**Exercise objective**:
Filter the records for lines holding the string "Novaja".

**** Stored data ****

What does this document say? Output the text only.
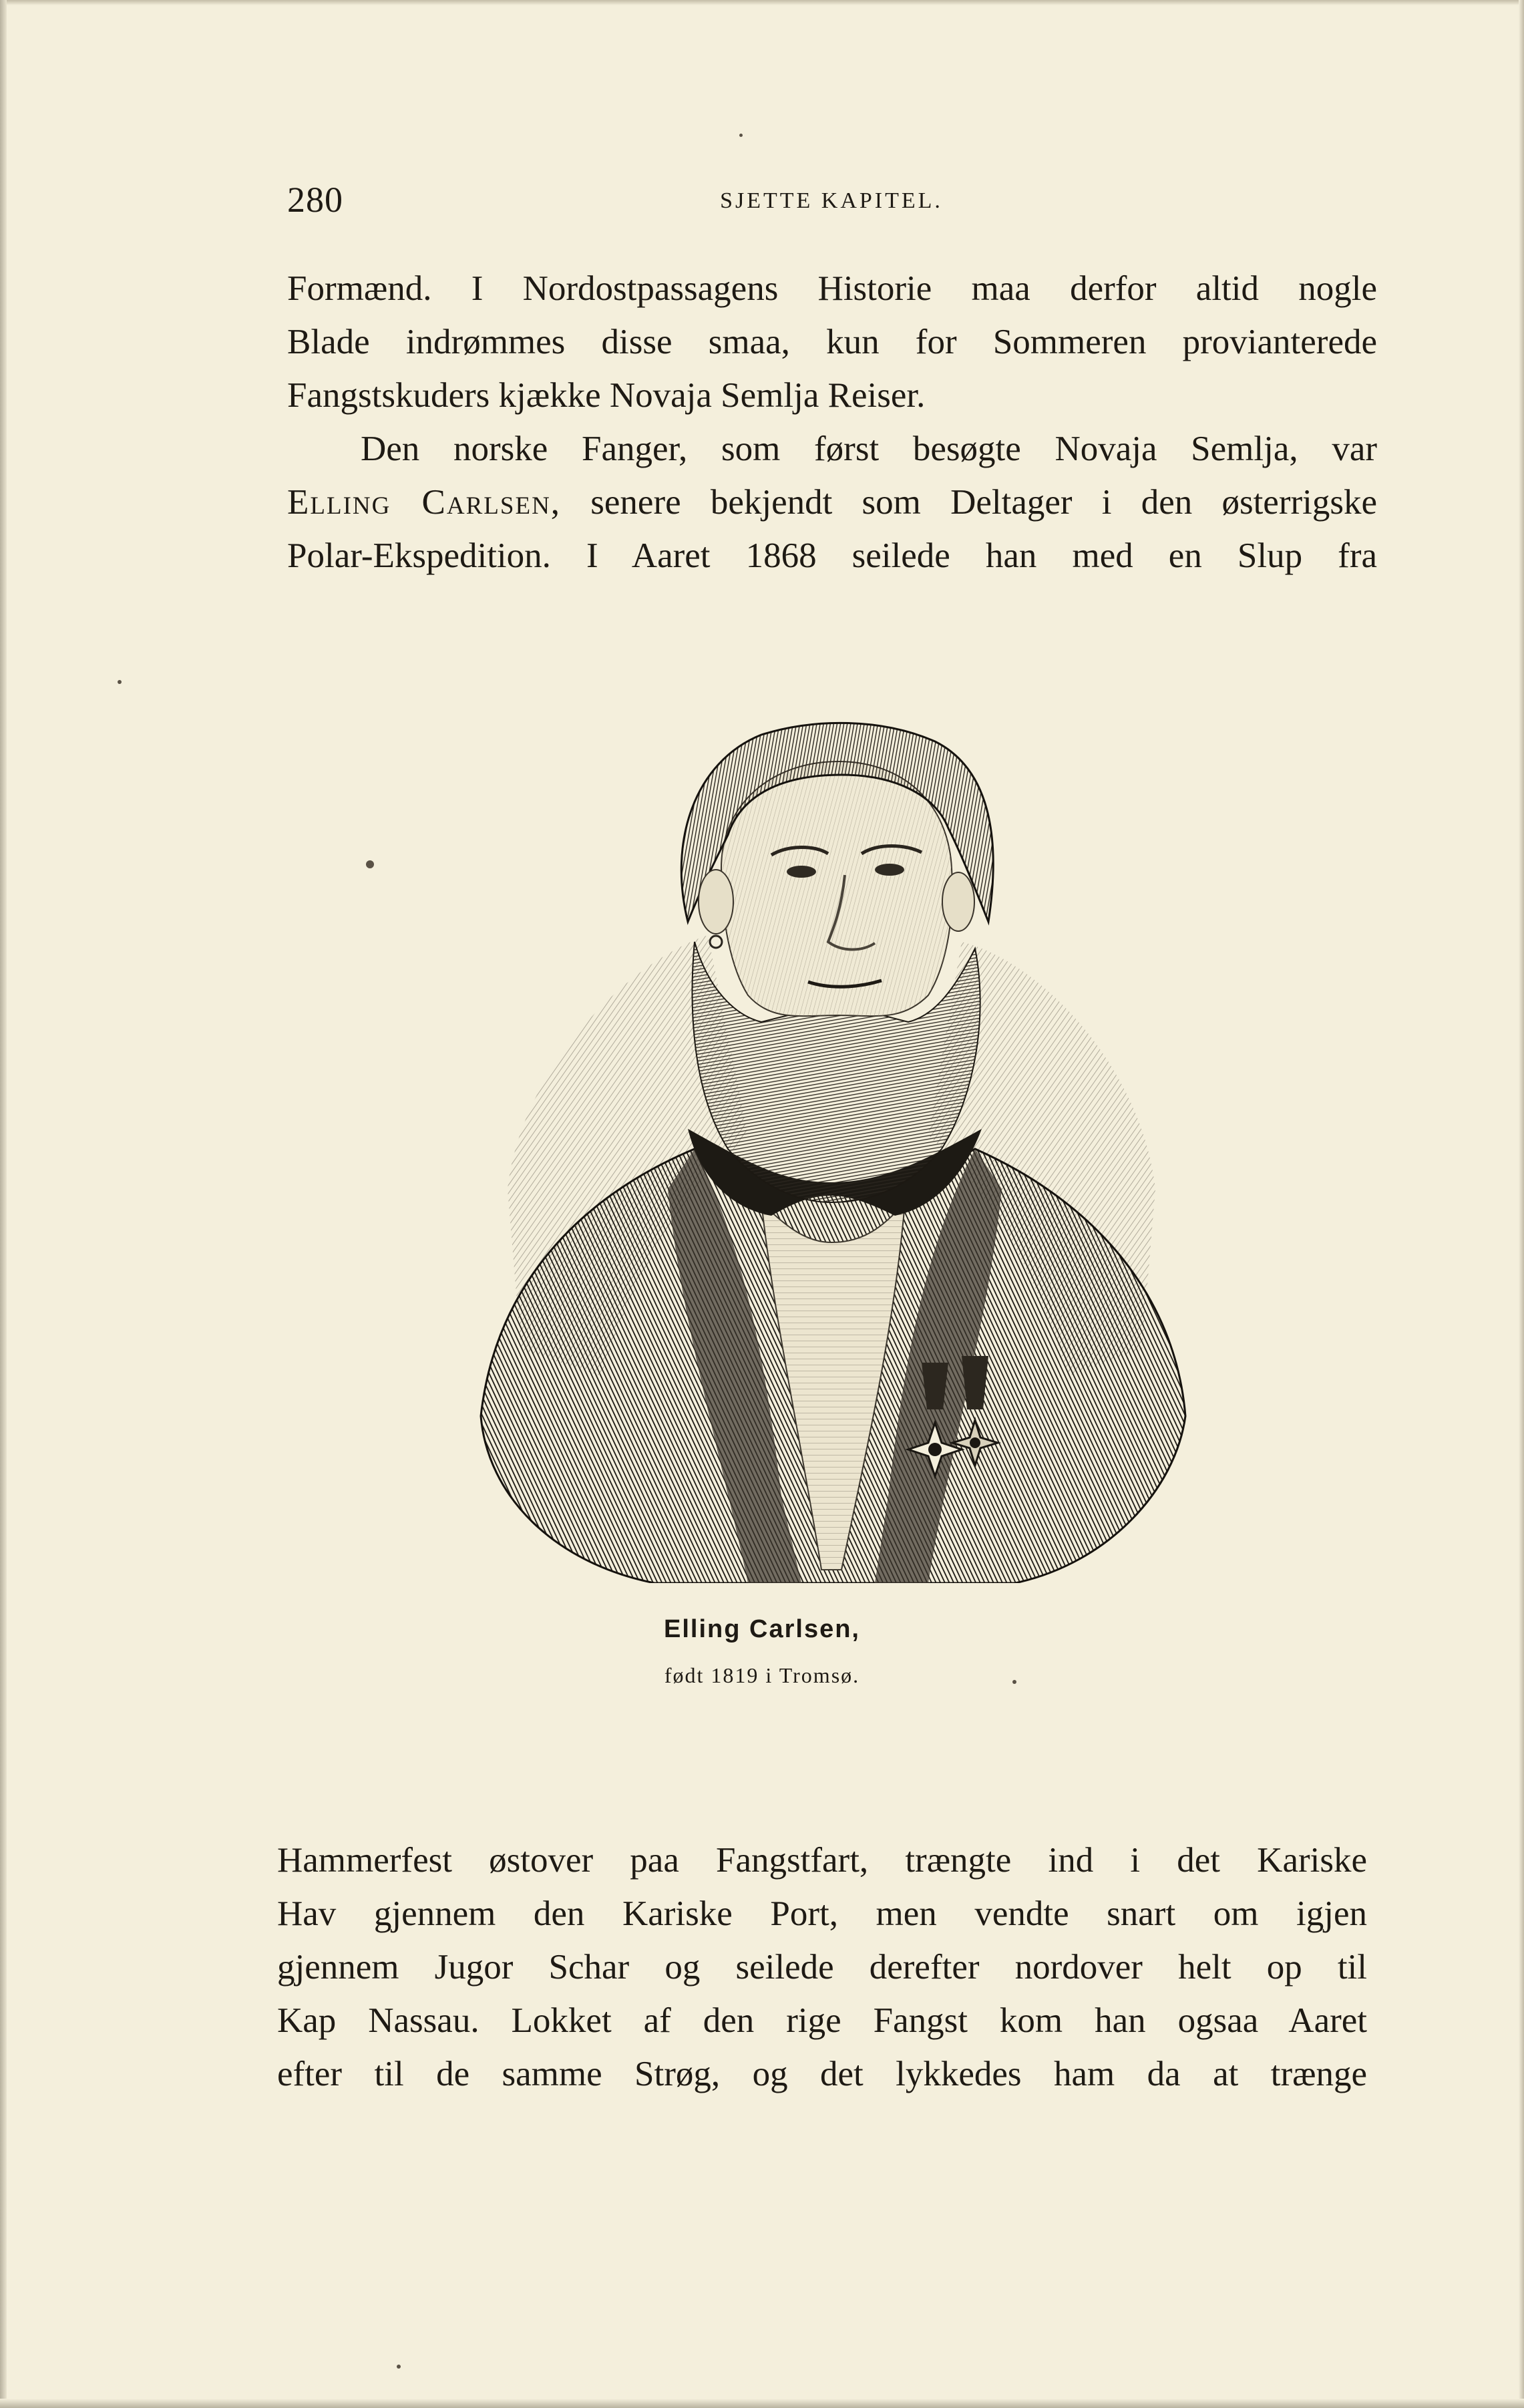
280	SJETTE KAPITEL.
Formænd. I Nordostpassagens Historie maa derfor altid nogle
Blade indrømmes disse smaa, kun for Sommeren provianterede
Fangstskuders kjække Novaja Semlja Reiser.
Den norske Fanger, som først besøgte Novaja Semlja, var
Elling Carlsen, senere bekjendt som Deltager i den østerrigske
Polar-Ekspedition. I Aaret 1868 seilede han med en Slup fra
Elling Carlsen,
født 1819 i Tromsø.
Hammerfest østover paa Fangstfart, trængte ind i det Kariske
Hav gjennem den Kariske Port, men vendte snart om igjen
gjennem Jugor Schar og seilede derefter nordover helt op til
Kap Nassau. Lokket af den rige Fangst kom han ogsaa Aaret
efter til de samme Strøg, og det lykkedes ham da at trænge
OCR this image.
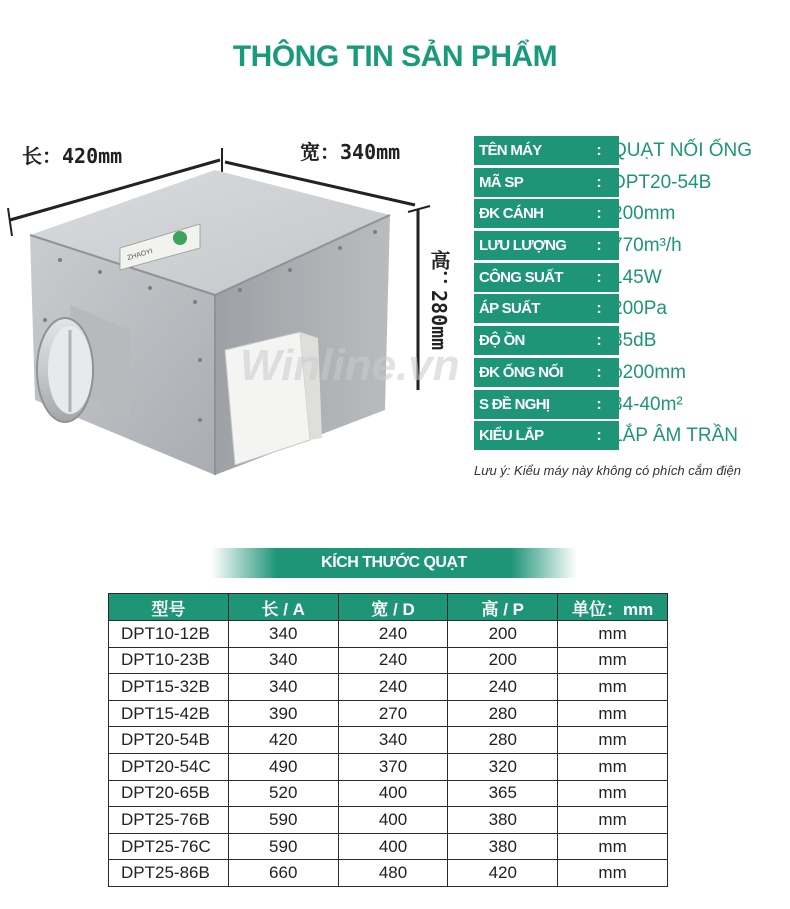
THÔNG TIN SẢN PHẨM
ZHAOYI
Winline.vn
长：420mm	宽：340mm
高：280mm
TÊN MÁY	: QUẠT NỐI ỐNG
MÃ SP	: DPT20-54B
ĐK CÁNH	: 200mm
LƯU LƯỢNG	: 770m³/h
CÔNG SUẤT	: 145W
ÁP SUẤT	: 200Pa
ĐỘ ỒN	: 35dB
ĐK ỐNG NỐI	: ϕ200mm
S ĐỀ NGHỊ	: 34-40m²
KIỂU LẮP	: LẮP ÂM TRẦN
Lưu ý: Kiểu máy này không có phích cắm điện
KÍCH THƯỚC QUẠT
型号	长 / A	宽 / D	高 / P	单位：mm
DPT10-12B	340	240	200	mm
DPT10-23B	340	240	200	mm
DPT15-32B	340	240	240	mm
DPT15-42B	390	270	280	mm
DPT20-54B	420	340	280	mm
DPT20-54C	490	370	320	mm
DPT20-65B	520	400	365	mm
DPT25-76B	590	400	380	mm
DPT25-76C	590	400	380	mm
DPT25-86B	660	480	420	mm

****

**Written answer**:
Fangstskuders kjække Novaja Semlja Reiser.
Den norske Fanger, som først besøgte Novaja Semlja, var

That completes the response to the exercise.